▶ Exercise brief:
Report every line in the listing that contains the string "SOUTH".

[Figure contents as structured data]
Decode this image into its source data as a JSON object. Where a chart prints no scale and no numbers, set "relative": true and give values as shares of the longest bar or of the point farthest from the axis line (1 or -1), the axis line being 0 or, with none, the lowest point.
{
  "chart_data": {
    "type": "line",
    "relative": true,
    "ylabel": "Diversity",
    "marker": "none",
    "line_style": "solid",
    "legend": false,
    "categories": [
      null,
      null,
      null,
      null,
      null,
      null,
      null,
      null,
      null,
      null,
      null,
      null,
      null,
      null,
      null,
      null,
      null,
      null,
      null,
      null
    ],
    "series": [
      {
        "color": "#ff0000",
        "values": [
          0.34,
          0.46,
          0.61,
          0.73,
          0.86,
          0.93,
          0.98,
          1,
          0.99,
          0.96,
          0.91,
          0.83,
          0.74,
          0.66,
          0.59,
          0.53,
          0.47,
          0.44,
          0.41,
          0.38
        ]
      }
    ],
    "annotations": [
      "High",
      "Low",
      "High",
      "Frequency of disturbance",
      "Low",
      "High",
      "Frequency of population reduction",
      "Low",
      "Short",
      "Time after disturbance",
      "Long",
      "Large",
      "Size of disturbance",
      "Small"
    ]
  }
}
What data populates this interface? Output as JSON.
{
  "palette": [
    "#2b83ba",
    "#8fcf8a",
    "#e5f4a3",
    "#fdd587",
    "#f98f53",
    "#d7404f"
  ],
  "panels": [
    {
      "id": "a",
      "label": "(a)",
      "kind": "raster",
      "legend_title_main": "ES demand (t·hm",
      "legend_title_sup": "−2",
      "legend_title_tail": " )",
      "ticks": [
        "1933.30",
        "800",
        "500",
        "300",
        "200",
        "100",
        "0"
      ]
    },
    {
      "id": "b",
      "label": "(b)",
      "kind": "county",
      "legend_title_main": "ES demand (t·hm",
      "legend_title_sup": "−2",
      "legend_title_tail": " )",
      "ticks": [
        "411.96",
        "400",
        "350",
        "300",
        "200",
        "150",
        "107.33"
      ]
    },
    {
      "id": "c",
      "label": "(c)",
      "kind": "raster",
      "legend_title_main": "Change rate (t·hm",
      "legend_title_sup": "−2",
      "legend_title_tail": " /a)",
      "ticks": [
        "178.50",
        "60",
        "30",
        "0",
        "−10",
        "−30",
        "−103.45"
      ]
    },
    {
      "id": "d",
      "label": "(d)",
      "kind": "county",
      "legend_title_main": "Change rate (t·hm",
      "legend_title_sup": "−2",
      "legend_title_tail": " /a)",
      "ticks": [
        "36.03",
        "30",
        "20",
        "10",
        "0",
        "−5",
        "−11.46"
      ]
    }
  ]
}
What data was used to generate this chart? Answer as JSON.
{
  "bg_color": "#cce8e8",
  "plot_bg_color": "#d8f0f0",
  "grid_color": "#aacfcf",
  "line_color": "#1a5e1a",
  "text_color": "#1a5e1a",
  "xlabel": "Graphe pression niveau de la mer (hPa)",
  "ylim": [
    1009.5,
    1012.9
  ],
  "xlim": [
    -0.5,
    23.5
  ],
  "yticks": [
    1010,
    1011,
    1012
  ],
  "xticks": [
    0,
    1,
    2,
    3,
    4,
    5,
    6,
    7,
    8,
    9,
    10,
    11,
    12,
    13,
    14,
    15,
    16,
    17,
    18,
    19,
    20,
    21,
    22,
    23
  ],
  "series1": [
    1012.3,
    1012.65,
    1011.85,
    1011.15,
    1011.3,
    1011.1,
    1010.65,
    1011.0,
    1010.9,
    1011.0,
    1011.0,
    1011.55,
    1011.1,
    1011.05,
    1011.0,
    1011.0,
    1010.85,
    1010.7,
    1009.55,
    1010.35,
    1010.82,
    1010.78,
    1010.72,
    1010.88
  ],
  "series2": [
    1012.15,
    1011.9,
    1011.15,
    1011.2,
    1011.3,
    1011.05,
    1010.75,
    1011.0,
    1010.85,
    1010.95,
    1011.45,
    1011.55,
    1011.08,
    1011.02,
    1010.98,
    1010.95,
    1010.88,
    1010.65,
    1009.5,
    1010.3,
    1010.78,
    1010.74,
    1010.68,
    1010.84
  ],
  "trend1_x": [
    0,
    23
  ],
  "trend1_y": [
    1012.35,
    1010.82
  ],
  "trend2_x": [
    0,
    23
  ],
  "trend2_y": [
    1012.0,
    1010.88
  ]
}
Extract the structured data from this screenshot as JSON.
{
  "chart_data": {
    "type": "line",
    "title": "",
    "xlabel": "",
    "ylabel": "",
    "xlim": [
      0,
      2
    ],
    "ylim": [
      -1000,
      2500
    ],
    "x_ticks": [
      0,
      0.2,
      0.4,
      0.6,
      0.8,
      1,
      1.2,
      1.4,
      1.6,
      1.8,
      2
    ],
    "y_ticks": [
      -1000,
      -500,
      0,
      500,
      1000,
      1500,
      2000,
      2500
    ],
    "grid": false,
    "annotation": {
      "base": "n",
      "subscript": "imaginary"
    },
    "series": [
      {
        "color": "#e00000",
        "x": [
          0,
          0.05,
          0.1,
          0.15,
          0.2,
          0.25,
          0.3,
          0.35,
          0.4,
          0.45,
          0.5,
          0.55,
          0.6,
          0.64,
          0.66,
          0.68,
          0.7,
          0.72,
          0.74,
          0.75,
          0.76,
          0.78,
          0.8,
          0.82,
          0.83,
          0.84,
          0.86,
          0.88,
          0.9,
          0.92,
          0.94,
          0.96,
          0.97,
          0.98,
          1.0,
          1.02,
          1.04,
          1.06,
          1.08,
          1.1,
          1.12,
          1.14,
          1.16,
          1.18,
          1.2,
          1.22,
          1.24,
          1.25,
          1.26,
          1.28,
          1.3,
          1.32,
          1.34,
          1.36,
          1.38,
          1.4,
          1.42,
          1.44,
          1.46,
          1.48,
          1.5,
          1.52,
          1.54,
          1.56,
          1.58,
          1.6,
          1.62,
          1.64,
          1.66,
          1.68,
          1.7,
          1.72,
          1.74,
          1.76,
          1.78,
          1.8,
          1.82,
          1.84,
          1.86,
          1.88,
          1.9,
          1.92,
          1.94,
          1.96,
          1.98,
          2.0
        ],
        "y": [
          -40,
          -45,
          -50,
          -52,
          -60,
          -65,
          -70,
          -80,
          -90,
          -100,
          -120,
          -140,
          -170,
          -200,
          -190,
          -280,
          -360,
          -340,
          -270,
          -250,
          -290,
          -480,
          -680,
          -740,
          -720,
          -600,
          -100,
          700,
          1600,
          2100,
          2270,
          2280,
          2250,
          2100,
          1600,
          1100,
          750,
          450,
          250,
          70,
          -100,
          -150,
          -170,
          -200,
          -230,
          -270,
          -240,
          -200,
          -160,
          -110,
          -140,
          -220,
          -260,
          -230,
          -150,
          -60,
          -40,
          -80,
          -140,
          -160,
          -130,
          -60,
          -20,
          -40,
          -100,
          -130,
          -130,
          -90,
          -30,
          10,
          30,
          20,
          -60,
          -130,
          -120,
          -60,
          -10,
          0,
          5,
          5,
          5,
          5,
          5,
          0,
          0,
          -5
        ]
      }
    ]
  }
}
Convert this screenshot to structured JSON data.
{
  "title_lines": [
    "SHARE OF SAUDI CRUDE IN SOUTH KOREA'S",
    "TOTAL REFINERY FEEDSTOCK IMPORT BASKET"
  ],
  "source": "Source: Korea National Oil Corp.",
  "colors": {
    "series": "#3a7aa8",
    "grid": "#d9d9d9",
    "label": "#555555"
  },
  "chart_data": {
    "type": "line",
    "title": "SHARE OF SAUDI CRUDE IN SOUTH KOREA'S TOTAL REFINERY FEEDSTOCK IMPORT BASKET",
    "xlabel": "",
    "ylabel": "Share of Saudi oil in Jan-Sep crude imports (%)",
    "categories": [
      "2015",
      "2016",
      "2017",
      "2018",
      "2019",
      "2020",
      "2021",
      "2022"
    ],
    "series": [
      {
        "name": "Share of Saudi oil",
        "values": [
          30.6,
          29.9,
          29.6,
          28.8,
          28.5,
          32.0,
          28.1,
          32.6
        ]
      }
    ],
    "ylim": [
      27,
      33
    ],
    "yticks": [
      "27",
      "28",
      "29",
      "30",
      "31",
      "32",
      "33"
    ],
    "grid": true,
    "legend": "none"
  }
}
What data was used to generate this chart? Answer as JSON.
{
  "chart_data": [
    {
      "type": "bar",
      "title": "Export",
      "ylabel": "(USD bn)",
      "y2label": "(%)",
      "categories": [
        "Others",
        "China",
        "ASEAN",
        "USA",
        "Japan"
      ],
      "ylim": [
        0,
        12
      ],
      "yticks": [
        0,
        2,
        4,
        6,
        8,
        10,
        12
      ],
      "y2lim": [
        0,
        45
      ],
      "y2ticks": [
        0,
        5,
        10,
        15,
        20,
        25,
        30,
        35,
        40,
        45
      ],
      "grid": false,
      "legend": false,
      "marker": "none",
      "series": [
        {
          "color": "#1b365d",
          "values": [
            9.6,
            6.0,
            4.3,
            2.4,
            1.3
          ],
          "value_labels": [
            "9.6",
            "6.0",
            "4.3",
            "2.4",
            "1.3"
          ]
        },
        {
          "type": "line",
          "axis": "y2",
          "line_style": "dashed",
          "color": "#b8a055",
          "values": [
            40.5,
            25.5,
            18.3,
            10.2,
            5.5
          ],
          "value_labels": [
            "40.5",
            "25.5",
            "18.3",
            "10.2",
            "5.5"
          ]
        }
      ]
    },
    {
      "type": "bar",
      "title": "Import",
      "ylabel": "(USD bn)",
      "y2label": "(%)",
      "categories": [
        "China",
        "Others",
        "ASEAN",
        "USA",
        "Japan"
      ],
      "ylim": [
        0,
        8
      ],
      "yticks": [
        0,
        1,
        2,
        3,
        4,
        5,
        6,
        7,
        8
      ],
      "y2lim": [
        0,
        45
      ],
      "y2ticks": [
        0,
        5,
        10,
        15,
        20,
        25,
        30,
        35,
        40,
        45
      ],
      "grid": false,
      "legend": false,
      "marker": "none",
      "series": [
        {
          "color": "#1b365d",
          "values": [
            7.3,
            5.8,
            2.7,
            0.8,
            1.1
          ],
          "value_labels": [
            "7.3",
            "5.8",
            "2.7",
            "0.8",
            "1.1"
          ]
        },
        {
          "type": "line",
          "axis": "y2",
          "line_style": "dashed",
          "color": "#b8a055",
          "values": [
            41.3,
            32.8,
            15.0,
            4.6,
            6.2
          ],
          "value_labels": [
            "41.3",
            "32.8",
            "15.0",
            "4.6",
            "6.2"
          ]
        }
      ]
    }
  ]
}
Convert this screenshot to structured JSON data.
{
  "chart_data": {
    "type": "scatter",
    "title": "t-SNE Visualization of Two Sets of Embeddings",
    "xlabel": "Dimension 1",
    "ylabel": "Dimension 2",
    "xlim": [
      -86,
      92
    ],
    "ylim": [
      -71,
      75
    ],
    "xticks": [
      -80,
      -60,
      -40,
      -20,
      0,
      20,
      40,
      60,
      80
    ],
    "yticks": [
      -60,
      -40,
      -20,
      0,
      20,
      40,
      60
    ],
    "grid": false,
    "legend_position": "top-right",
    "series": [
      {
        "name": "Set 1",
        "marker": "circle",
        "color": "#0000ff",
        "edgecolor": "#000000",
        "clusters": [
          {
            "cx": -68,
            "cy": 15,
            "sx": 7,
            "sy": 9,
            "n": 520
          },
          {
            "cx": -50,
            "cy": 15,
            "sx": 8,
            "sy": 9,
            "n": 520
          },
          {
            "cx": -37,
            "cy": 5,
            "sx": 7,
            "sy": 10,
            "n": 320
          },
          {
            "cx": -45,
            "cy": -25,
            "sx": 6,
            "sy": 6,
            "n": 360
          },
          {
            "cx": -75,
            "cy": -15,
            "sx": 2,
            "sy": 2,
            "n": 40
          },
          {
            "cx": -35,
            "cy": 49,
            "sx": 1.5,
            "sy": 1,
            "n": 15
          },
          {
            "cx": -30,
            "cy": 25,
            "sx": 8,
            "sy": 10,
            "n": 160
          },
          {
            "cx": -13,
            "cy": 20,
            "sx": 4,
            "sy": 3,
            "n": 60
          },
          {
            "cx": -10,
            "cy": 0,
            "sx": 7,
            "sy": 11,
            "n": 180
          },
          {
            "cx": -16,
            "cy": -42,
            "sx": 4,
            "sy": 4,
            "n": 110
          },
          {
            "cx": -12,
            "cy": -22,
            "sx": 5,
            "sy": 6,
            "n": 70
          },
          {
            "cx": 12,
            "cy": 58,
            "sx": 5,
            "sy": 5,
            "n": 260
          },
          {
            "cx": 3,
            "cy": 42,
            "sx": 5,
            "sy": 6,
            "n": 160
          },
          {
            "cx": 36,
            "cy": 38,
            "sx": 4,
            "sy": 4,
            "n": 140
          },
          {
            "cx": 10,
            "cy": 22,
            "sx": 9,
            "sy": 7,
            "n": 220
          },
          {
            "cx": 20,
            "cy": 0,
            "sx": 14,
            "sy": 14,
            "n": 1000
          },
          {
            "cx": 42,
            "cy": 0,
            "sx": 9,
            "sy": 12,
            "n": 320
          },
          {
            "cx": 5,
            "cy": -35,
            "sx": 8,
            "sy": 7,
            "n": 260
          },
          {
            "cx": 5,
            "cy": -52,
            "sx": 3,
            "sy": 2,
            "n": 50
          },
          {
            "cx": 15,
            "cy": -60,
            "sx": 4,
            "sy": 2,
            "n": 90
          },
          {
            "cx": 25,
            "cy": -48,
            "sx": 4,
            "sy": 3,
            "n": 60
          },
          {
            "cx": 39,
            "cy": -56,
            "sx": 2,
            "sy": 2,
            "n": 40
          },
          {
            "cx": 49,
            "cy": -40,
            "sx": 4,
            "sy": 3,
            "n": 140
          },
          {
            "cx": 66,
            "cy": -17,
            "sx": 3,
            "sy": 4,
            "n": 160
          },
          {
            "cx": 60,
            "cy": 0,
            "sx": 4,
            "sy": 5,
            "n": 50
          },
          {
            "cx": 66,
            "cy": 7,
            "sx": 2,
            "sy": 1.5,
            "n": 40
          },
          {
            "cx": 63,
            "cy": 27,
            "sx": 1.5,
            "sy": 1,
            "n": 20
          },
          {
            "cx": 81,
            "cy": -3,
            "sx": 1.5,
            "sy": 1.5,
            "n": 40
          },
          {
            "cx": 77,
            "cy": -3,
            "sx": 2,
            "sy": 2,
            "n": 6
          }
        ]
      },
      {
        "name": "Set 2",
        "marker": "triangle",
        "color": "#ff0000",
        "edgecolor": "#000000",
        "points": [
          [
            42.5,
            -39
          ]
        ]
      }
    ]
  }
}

▶ Result below:
    "SHARE OF SAUDI CRUDE IN SOUTH KOREA'S",
    "title": "SHARE OF SAUDI CRUDE IN SOUTH KOREA'S TOTAL REFINERY FEEDSTOCK IMPORT BASKET",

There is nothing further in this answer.